Work to be completed: List as numbered lines everything from the first line of the items below through the line containing "open-new-account-button[interactable]: ➔ Open", both included, omitting any blank lines.
── Data entries ──
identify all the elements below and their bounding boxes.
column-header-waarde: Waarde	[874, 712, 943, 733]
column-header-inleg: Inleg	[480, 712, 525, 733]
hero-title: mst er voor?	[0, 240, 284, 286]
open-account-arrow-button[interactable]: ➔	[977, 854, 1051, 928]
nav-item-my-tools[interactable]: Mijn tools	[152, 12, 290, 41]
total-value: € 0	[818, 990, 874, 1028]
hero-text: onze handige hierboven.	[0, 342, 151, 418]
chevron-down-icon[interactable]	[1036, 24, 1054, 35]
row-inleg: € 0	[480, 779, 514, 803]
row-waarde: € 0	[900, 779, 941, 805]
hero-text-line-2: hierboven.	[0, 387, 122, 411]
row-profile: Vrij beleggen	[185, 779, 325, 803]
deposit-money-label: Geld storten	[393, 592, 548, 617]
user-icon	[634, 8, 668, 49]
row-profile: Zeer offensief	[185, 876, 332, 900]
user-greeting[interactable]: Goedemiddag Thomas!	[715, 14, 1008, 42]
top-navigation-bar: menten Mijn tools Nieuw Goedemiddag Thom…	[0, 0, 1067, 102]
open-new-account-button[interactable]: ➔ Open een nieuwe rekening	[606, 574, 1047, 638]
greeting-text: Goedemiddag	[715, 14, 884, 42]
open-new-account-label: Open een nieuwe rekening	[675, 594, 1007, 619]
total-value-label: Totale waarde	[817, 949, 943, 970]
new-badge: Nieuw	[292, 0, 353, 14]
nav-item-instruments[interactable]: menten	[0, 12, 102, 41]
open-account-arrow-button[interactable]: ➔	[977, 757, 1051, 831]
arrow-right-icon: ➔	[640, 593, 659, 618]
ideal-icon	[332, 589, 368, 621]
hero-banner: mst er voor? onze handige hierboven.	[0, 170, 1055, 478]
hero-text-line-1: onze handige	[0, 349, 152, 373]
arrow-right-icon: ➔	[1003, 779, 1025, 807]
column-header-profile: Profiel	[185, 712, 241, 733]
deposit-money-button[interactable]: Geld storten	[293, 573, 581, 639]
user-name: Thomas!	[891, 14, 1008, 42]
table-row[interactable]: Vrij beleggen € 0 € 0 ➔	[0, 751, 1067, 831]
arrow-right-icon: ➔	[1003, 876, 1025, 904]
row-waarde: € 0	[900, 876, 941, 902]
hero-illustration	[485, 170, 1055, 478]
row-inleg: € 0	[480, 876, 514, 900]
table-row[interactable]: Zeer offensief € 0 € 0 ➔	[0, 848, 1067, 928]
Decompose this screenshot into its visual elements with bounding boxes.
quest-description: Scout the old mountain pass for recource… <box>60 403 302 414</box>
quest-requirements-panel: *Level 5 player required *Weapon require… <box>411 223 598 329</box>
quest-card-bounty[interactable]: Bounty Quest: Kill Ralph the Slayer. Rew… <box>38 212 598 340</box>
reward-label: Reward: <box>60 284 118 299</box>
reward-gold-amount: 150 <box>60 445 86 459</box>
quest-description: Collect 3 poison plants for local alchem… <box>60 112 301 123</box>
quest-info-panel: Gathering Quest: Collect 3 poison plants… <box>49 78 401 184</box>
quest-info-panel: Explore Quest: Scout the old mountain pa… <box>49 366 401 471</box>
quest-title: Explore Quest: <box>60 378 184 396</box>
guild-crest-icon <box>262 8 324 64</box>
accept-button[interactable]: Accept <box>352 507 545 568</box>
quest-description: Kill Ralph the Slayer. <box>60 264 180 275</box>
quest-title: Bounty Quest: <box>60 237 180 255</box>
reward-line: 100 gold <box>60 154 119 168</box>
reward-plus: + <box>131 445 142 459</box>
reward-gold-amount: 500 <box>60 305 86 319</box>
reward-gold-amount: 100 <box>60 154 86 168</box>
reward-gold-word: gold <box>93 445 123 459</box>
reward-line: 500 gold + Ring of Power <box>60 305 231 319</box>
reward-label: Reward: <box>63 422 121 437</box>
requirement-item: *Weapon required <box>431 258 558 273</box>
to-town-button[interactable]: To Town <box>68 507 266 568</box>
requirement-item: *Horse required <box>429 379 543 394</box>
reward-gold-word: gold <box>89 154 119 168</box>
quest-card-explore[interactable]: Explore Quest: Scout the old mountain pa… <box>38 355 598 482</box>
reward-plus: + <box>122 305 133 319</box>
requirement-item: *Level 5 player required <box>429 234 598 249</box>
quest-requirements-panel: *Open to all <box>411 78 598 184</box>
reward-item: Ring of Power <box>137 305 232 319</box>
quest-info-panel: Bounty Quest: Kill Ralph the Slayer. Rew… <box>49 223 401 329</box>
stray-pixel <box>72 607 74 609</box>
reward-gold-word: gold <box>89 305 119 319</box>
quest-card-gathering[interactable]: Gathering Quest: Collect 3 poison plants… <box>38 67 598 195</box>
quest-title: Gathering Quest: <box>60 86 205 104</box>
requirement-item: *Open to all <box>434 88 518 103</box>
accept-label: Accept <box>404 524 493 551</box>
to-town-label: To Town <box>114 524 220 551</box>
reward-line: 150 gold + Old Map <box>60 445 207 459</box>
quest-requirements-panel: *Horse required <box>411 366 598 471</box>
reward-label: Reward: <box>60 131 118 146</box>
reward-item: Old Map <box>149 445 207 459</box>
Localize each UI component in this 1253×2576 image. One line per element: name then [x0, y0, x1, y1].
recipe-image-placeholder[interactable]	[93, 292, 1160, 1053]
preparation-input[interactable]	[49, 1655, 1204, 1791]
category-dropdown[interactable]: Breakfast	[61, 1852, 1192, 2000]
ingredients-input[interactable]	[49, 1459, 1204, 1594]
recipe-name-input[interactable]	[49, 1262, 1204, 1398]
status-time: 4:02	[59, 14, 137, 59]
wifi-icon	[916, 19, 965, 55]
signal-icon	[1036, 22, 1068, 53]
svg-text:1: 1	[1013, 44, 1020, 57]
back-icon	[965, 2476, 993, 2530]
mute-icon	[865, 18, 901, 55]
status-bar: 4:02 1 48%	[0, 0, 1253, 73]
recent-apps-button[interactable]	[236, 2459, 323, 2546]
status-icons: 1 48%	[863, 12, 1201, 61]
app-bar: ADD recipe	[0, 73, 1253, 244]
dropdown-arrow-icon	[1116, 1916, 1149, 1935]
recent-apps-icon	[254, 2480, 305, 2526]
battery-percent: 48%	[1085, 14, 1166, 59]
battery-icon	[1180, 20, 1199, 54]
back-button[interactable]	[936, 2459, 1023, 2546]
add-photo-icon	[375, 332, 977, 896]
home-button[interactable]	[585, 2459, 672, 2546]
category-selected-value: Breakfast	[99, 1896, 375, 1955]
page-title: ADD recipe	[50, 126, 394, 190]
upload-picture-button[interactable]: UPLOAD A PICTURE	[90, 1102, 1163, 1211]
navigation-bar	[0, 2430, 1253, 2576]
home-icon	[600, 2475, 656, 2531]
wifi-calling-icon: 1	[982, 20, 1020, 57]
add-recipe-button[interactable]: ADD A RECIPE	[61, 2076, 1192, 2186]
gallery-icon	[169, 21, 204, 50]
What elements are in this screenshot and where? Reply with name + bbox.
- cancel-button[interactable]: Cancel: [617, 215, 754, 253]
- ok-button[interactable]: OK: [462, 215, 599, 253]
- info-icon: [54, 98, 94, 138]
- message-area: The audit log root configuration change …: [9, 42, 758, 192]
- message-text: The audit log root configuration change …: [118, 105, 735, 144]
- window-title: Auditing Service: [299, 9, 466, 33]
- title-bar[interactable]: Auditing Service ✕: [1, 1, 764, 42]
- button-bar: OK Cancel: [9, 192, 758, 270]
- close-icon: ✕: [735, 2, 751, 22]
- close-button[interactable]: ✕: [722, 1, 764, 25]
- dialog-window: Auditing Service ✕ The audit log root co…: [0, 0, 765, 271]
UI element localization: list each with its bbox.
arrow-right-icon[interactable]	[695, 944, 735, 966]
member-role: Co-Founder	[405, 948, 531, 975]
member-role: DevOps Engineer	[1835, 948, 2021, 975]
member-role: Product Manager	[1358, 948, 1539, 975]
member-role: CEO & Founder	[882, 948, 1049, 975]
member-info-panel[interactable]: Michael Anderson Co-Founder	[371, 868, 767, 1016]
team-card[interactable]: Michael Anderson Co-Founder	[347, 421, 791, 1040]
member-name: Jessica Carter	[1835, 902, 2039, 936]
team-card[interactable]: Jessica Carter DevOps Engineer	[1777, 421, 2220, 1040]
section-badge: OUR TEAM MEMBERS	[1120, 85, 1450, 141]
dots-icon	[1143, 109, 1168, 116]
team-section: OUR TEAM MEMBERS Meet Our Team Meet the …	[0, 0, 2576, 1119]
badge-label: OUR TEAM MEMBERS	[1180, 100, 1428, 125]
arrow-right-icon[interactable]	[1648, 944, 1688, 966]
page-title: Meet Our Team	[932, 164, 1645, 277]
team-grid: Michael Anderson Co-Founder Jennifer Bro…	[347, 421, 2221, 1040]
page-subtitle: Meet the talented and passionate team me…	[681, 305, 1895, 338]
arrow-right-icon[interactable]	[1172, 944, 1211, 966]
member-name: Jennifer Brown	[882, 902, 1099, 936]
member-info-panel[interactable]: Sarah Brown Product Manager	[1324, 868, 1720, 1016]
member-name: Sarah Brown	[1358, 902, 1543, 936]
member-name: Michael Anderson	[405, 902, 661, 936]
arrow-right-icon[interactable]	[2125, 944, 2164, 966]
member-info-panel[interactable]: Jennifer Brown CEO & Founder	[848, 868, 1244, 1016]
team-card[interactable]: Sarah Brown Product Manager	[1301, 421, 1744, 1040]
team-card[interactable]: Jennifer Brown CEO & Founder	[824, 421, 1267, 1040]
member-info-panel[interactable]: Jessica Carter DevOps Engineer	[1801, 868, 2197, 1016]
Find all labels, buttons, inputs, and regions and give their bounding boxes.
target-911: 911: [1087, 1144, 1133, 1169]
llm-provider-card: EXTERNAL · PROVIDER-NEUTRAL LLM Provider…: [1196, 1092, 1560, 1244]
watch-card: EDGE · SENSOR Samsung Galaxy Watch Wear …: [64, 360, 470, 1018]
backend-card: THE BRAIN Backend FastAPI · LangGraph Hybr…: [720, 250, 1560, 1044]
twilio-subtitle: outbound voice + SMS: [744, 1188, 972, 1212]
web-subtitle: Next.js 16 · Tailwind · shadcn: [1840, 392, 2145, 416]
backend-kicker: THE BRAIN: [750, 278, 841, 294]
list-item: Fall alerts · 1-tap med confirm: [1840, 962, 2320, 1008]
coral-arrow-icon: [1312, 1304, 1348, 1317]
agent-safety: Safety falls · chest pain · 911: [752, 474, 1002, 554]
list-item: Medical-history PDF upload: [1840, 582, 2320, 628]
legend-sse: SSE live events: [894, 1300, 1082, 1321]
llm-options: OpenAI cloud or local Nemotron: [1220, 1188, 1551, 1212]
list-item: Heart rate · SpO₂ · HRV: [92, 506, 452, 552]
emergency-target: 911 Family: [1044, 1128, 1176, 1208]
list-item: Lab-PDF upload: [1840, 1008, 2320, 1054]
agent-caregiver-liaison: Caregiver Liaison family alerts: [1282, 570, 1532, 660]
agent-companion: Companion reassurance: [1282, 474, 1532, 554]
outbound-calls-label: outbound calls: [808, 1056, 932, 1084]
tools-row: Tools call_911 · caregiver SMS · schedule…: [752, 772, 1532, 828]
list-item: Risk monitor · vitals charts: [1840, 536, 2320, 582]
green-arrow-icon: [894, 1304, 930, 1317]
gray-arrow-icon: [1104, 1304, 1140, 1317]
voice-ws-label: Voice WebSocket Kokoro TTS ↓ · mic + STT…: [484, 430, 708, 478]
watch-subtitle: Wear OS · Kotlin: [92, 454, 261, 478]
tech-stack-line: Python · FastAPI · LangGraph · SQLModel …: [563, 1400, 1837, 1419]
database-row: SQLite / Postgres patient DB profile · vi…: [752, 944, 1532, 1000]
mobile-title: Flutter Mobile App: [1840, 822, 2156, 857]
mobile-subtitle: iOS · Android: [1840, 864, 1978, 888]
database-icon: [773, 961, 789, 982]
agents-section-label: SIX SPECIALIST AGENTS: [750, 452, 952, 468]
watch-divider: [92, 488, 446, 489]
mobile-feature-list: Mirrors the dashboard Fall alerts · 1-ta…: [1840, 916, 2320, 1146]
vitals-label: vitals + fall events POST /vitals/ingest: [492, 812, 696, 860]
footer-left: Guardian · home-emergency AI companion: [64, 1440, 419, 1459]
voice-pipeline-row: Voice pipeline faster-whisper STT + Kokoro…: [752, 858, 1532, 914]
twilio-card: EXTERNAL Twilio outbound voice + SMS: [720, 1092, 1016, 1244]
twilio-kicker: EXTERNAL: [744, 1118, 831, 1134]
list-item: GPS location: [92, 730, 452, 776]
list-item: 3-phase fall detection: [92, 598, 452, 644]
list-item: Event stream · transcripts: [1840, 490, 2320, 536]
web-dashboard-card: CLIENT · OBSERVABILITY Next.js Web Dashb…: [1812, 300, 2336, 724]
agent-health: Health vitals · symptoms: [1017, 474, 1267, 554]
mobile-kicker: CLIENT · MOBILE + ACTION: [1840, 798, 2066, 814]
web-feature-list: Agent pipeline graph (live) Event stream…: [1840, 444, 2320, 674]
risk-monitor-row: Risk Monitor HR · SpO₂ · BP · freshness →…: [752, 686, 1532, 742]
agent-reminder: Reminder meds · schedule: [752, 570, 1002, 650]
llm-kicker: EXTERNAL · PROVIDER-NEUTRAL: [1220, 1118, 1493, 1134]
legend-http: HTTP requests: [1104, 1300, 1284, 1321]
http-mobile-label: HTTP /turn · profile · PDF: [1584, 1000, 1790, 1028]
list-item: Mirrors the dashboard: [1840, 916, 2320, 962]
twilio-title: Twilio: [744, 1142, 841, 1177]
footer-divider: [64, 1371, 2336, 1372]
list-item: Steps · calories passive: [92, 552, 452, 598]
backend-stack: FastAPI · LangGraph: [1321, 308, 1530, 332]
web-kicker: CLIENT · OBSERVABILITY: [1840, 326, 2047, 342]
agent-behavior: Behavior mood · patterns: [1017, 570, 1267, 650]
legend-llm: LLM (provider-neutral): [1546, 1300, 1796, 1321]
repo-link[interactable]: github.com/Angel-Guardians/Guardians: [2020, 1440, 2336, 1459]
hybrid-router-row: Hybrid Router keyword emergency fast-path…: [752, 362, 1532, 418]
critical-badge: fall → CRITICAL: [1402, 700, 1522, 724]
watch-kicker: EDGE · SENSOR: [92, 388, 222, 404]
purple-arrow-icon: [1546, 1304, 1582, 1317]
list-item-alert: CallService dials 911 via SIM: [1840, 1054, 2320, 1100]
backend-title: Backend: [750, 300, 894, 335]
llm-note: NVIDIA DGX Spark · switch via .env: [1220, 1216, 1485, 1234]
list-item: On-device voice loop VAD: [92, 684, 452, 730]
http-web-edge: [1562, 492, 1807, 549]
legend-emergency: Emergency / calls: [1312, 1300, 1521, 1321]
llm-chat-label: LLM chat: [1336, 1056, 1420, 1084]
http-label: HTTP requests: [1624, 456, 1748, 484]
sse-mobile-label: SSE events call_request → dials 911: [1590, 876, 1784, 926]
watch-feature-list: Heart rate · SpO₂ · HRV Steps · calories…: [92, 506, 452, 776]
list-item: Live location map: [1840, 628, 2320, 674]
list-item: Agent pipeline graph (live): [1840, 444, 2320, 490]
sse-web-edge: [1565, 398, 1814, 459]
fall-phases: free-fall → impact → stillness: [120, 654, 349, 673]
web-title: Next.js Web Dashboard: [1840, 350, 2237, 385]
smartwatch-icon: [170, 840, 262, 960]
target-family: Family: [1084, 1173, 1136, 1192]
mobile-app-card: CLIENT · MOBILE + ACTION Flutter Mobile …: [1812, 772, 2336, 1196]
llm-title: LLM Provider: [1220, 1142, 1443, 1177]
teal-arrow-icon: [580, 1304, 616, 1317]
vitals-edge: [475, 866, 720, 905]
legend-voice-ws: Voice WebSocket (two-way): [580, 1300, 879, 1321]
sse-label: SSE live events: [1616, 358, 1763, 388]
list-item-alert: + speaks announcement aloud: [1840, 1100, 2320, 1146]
───
Finished exercise:
1. identify all the elements below and their bounding boxes.
2. column-header-waarde: Waarde	[874, 712, 943, 733]
3. column-header-inleg: Inleg	[480, 712, 525, 733]
4. hero-title: mst er voor?	[0, 240, 284, 286]
5. open-account-arrow-button[interactable]: ➔	[977, 854, 1051, 928]
6. nav-item-my-tools[interactable]: Mijn tools	[152, 12, 290, 41]
7. total-value: € 0	[818, 990, 874, 1028]
8. hero-text: onze handige hierboven.	[0, 342, 151, 418]
9. chevron-down-icon[interactable]	[1036, 24, 1054, 35]
10. row-inleg: € 0	[480, 779, 514, 803]
11. row-waarde: € 0	[900, 779, 941, 805]
12. hero-text-line-2: hierboven.	[0, 387, 122, 411]
13. row-profile: Vrij beleggen	[185, 779, 325, 803]
14. deposit-money-label: Geld storten	[393, 592, 548, 617]
15. user-icon	[634, 8, 668, 49]
16. row-profile: Zeer offensief	[185, 876, 332, 900]
17. user-greeting[interactable]: Goedemiddag Thomas!	[715, 14, 1008, 42]
18. top-navigation-bar: menten Mijn tools Nieuw Goedemiddag Thom…	[0, 0, 1067, 102]
19. open-new-account-button[interactable]: ➔ Open een nieuwe rekening	[606, 574, 1047, 638]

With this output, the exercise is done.